Goal of the exercise:
Set down the data below without change, skipping the pictures it holds.

* start Stored data *

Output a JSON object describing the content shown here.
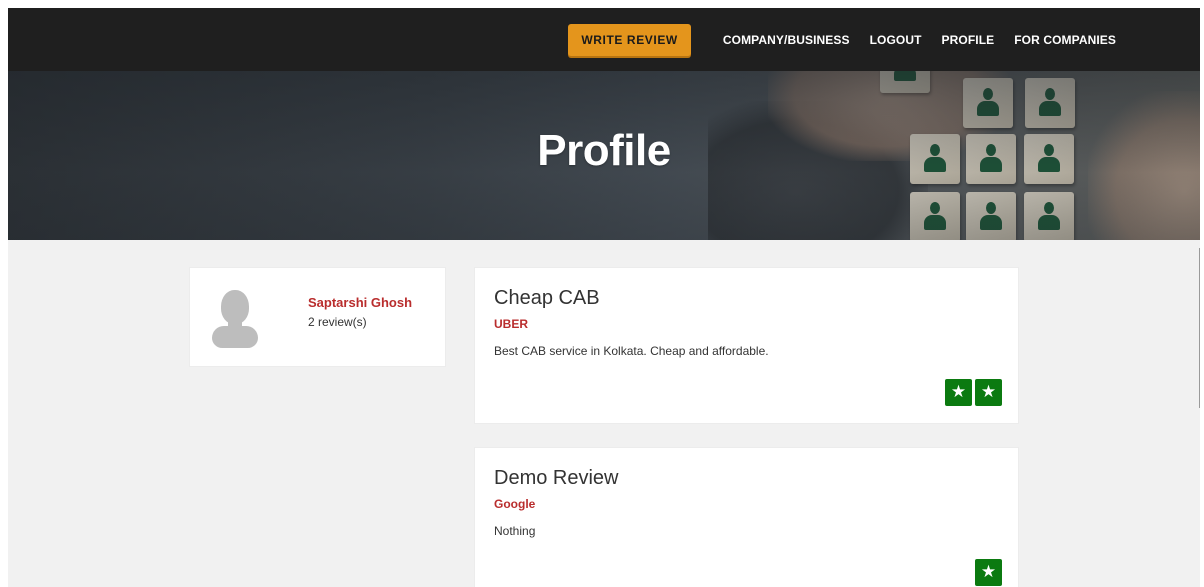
{
  "nav": {
    "write_review": "WRITE REVIEW",
    "links": [
      "COMPANY/BUSINESS",
      "LOGOUT",
      "PROFILE",
      "FOR COMPANIES"
    ]
  },
  "hero": {
    "title": "Profile"
  },
  "profile": {
    "name": "Saptarshi Ghosh",
    "review_count": "2 review(s)",
    "avatar_icon": "person-silhouette-icon"
  },
  "reviews": [
    {
      "title": "Cheap CAB",
      "company": "UBER",
      "text": "Best CAB service in Kolkata. Cheap and affordable.",
      "rating": 2
    },
    {
      "title": "Demo Review",
      "company": "Google",
      "text": "Nothing",
      "rating": 1
    }
  ],
  "colors": {
    "accent": "#e4951c",
    "link_red": "#b92d2d",
    "star_green": "#0b7a10",
    "navbar": "#1f1f1f",
    "background": "#f1f1f1"
  }
}
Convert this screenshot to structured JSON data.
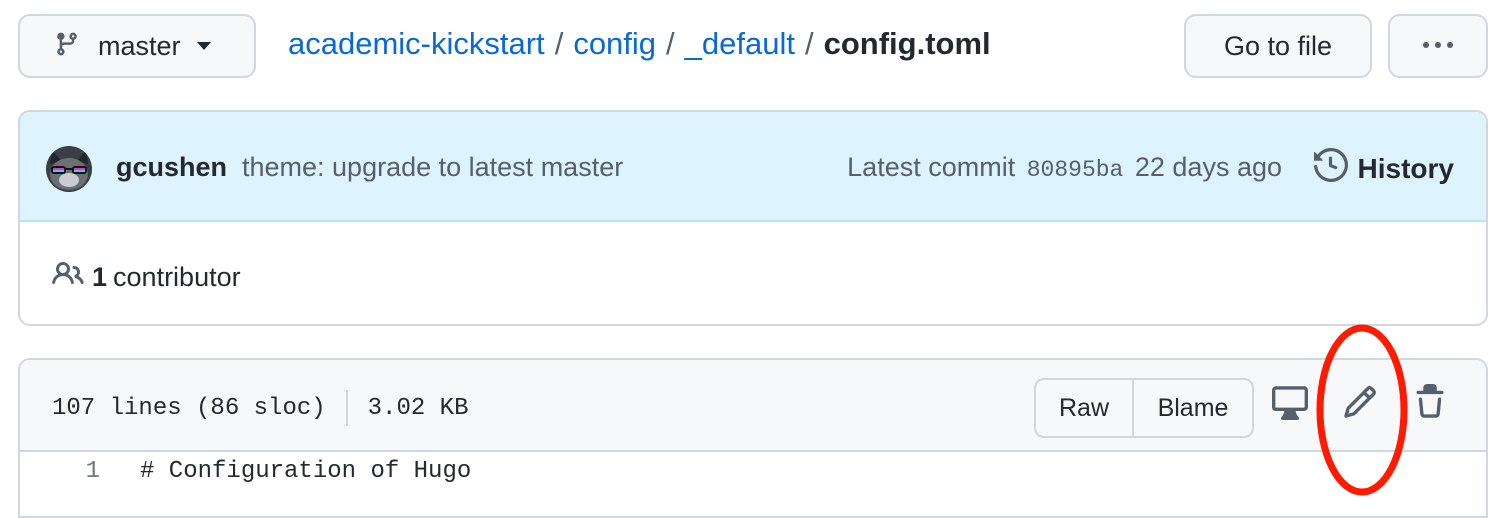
{
  "branch": {
    "label": "master",
    "icon": "git-branch-icon"
  },
  "breadcrumb": {
    "repo": "academic-kickstart",
    "dir1": "config",
    "dir2": "_default",
    "file": "config.toml",
    "separator": "/"
  },
  "actions": {
    "go_to_file": "Go to file",
    "more_icon": "kebab-horizontal-icon"
  },
  "commit": {
    "author": "gcushen",
    "message": "theme: upgrade to latest master",
    "latest_label": "Latest commit",
    "sha": "80895ba",
    "age": "22 days ago",
    "history_label": "History"
  },
  "contributors": {
    "count": "1",
    "label": "contributor"
  },
  "file": {
    "lines": "107 lines (86 sloc)",
    "size": "3.02 KB",
    "raw_label": "Raw",
    "blame_label": "Blame",
    "icons": [
      "desktop-icon",
      "pencil-icon",
      "trash-icon"
    ]
  },
  "code": [
    {
      "num": "1",
      "text": "# Configuration of Hugo"
    }
  ],
  "colors": {
    "link": "#0969da",
    "commit_bg": "#ddf4ff",
    "annotation": "#ff1a00"
  }
}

* end Stored data *

Output:
Output a JSON object describing the content shown here.
{
  "nav": {
    "write_review": "WRITE REVIEW",
    "links": [
      "COMPANY/BUSINESS",
      "LOGOUT",
      "PROFILE",
      "FOR COMPANIES"
    ]
  },
  "hero": {
    "title": "Profile"
  },
  "profile": {
    "name": "Saptarshi Ghosh",
    "review_count": "2 review(s)",
    "avatar_icon": "person-silhouette-icon"
  },
  "reviews": [
    {
      "title": "Cheap CAB",
      "company": "UBER",
      "text": "Best CAB service in Kolkata. Cheap and affordable.",
      "rating": 2
    },
    {
      "title": "Demo Review",
      "company": "Google",
      "text": "Nothing",
      "rating": 1
    }
  ],
  "colors": {
    "accent": "#e4951c",
    "link_red": "#b92d2d",
    "star_green": "#0b7a10",
    "navbar": "#1f1f1f",
    "background": "#f1f1f1"
  }
}
Convert this screenshot to structured JSON data.
{
  "branch": {
    "label": "master",
    "icon": "git-branch-icon"
  },
  "breadcrumb": {
    "repo": "academic-kickstart",
    "dir1": "config",
    "dir2": "_default",
    "file": "config.toml",
    "separator": "/"
  },
  "actions": {
    "go_to_file": "Go to file",
    "more_icon": "kebab-horizontal-icon"
  },
  "commit": {
    "author": "gcushen",
    "message": "theme: upgrade to latest master",
    "latest_label": "Latest commit",
    "sha": "80895ba",
    "age": "22 days ago",
    "history_label": "History"
  },
  "contributors": {
    "count": "1",
    "label": "contributor"
  },
  "file": {
    "lines": "107 lines (86 sloc)",
    "size": "3.02 KB",
    "raw_label": "Raw",
    "blame_label": "Blame",
    "icons": [
      "desktop-icon",
      "pencil-icon",
      "trash-icon"
    ]
  },
  "code": [
    {
      "num": "1",
      "text": "# Configuration of Hugo"
    }
  ],
  "colors": {
    "link": "#0969da",
    "commit_bg": "#ddf4ff",
    "annotation": "#ff1a00"
  }
}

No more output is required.